== What the exercise asks ==
Report the count of lines where the string "JSON" appears, and nothing else.

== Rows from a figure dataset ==
==============================

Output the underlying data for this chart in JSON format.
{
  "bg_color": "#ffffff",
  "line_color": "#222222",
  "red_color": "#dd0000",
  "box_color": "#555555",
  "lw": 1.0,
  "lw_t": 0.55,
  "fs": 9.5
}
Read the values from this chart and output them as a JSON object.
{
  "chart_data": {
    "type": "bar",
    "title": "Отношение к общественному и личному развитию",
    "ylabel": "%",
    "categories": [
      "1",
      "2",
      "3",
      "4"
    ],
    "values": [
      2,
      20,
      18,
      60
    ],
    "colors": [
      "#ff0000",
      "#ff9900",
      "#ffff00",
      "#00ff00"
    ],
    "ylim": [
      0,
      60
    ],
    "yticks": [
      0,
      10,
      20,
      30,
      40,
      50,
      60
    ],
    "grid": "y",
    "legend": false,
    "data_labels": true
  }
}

==============================

== Answer to the exercise ==
2